> **YOUR GOAL**
Only a number is wanted: how many lines of the entries include the string "icon"?

> **PROVIDED RECORDS**
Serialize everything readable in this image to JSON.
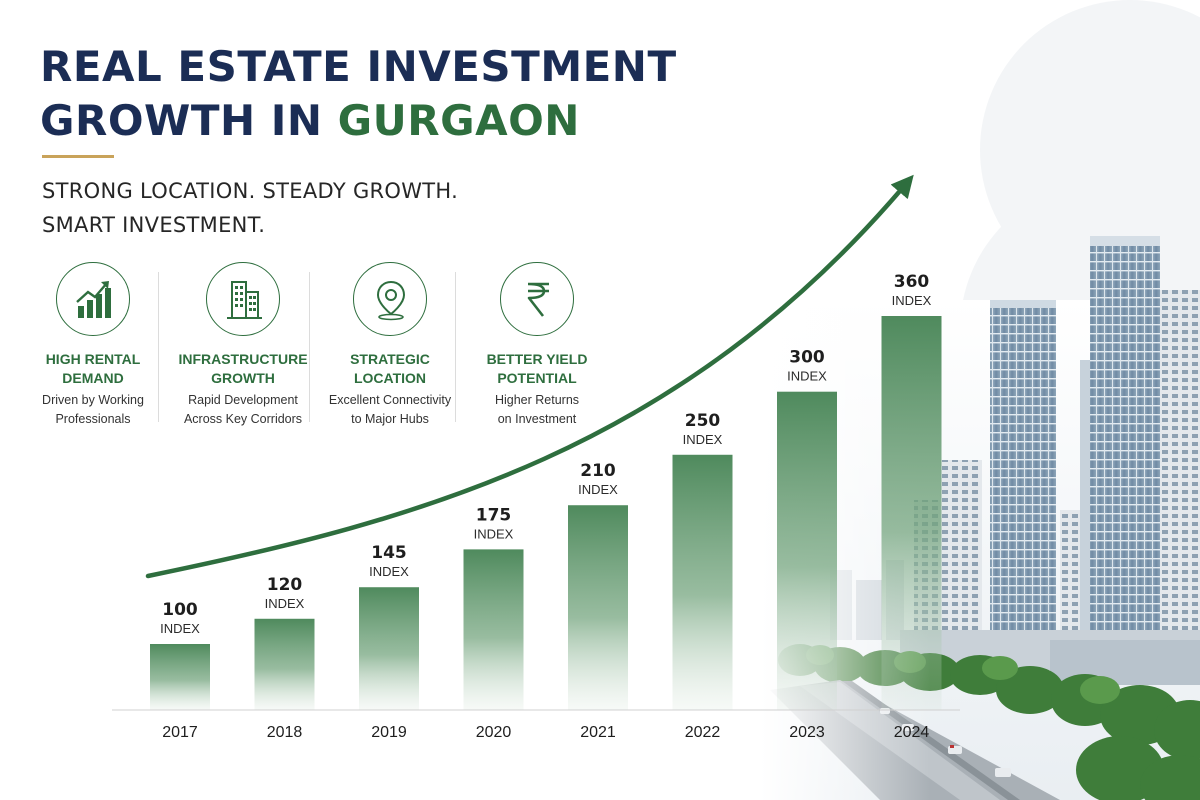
{
  "heading": {
    "line1": "REAL ESTATE INVESTMENT",
    "line2_prefix": "GROWTH IN ",
    "line2_accent": "GURGAON"
  },
  "tagline": {
    "line1": "STRONG LOCATION. STEADY GROWTH.",
    "line2": "SMART INVESTMENT."
  },
  "features": [
    {
      "icon": "bar-chart-up-icon",
      "title": [
        "HIGH RENTAL",
        "DEMAND"
      ],
      "desc": [
        "Driven by Working",
        "Professionals"
      ]
    },
    {
      "icon": "buildings-icon",
      "title": [
        "INFRASTRUCTURE",
        "GROWTH"
      ],
      "desc": [
        "Rapid Development",
        "Across Key Corridors"
      ]
    },
    {
      "icon": "location-pin-icon",
      "title": [
        "STRATEGIC",
        "LOCATION"
      ],
      "desc": [
        "Excellent Connectivity",
        "to Major Hubs"
      ]
    },
    {
      "icon": "rupee-icon",
      "title": [
        "BETTER YIELD",
        "POTENTIAL"
      ],
      "desc": [
        "Higher Returns",
        "on Investment"
      ]
    }
  ],
  "colors": {
    "navy": "#1b2d55",
    "green": "#2e6e3e",
    "bar": "#4f8a5d",
    "gold": "#c9a35a"
  },
  "chart_data": {
    "type": "bar",
    "categories": [
      "2017",
      "2018",
      "2019",
      "2020",
      "2021",
      "2022",
      "2023",
      "2024"
    ],
    "values": [
      100,
      120,
      145,
      175,
      210,
      250,
      300,
      360
    ],
    "value_unit": "INDEX",
    "ylim": [
      0,
      360
    ],
    "trend_arrow": true,
    "grid": false
  }
}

> **SOLUTION TO THIS EXERCISE**
4